## BEGIN Records for the exercise

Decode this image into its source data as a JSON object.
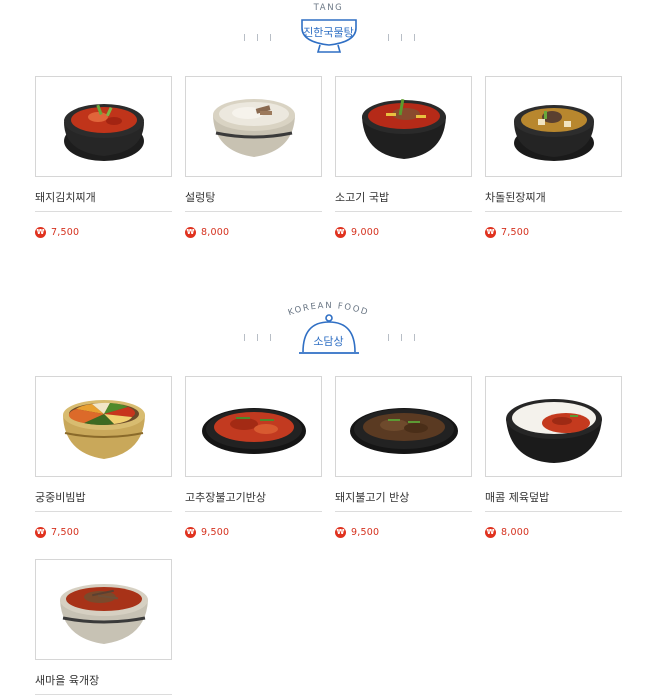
{
  "sections": [
    {
      "subtitle": "TANG",
      "title": "진한국물탕",
      "items": [
        {
          "name": "돼지김치찌개",
          "price": "7,500",
          "food_icon": "kimchi-stew-icon"
        },
        {
          "name": "설렁탕",
          "price": "8,000",
          "food_icon": "seolleongtang-icon"
        },
        {
          "name": "소고기 국밥",
          "price": "9,000",
          "food_icon": "beef-gukbap-icon"
        },
        {
          "name": "차돌된장찌개",
          "price": "7,500",
          "food_icon": "doenjang-stew-icon"
        }
      ]
    },
    {
      "subtitle": "KOREAN FOOD",
      "title": "소담상",
      "items": [
        {
          "name": "궁중비빔밥",
          "price": "7,500",
          "food_icon": "bibimbap-icon"
        },
        {
          "name": "고추장불고기반상",
          "price": "9,500",
          "food_icon": "gochujang-bulgogi-icon"
        },
        {
          "name": "돼지불고기 반상",
          "price": "9,500",
          "food_icon": "pork-bulgogi-icon"
        },
        {
          "name": "매콤 제육덮밥",
          "price": "8,000",
          "food_icon": "jeyuk-rice-icon"
        },
        {
          "name": "새마을 육개장",
          "price": "",
          "food_icon": "yukgaejang-icon"
        }
      ]
    }
  ],
  "currency_symbol": "₩",
  "colors": {
    "accent_blue": "#2f6fc4",
    "price_red": "#d5321f",
    "border_gray": "#d6d6d6"
  }
}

## END Records for the exercise

What the task asks: Pull every line containing "subtitle" from the data.

Response to this exercise:
      "subtitle": "TANG",
      "subtitle": "KOREAN FOOD",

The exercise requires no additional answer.